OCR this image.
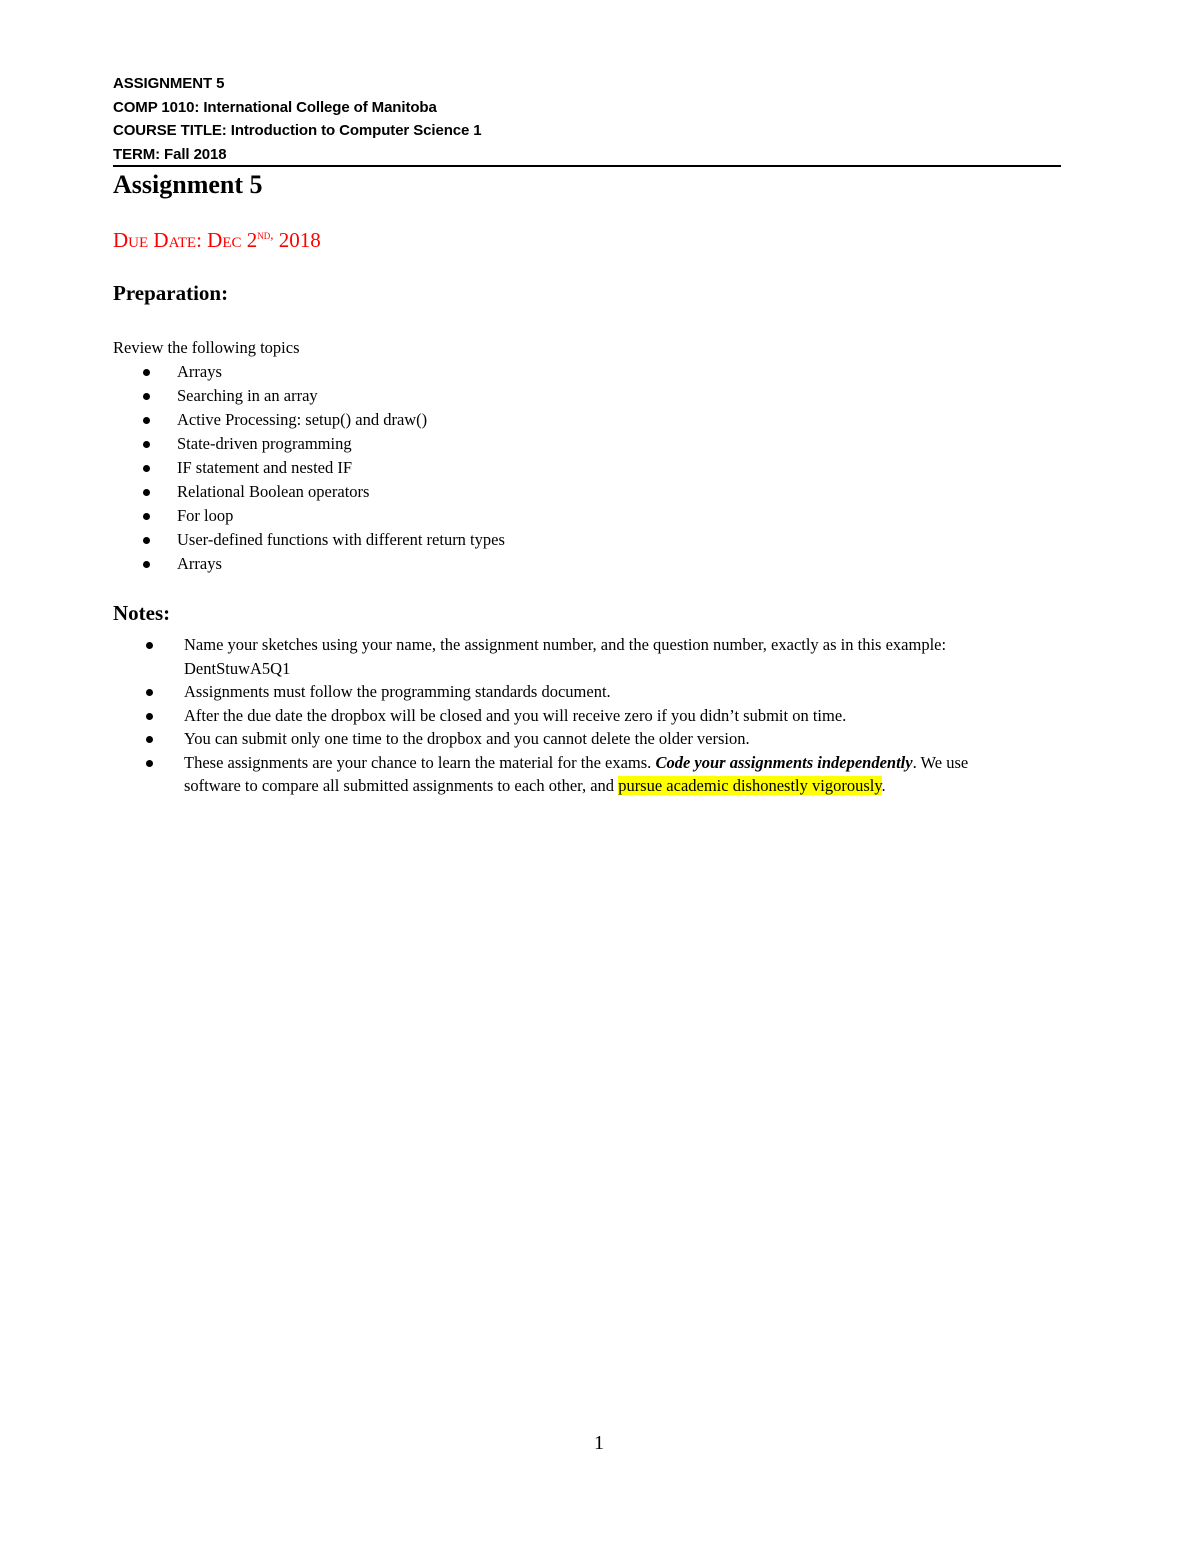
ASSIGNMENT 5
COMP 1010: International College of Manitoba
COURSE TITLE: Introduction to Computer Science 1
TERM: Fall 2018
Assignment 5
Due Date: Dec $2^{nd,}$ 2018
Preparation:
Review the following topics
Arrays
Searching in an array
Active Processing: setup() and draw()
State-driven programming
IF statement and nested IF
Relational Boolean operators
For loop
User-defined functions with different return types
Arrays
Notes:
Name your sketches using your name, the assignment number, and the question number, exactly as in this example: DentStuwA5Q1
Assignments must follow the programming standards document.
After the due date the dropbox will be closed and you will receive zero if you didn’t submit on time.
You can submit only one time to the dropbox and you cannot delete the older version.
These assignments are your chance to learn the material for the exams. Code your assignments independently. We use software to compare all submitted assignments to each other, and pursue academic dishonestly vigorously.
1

^^^^^^^^

Directive: Where a line above contains the word "time", copy that line.

Exercise response:
After the due date the dropbox will be closed and you will receive zero if you didn’t submit on time.
You can submit only one time to the dropbox and you cannot delete the older version.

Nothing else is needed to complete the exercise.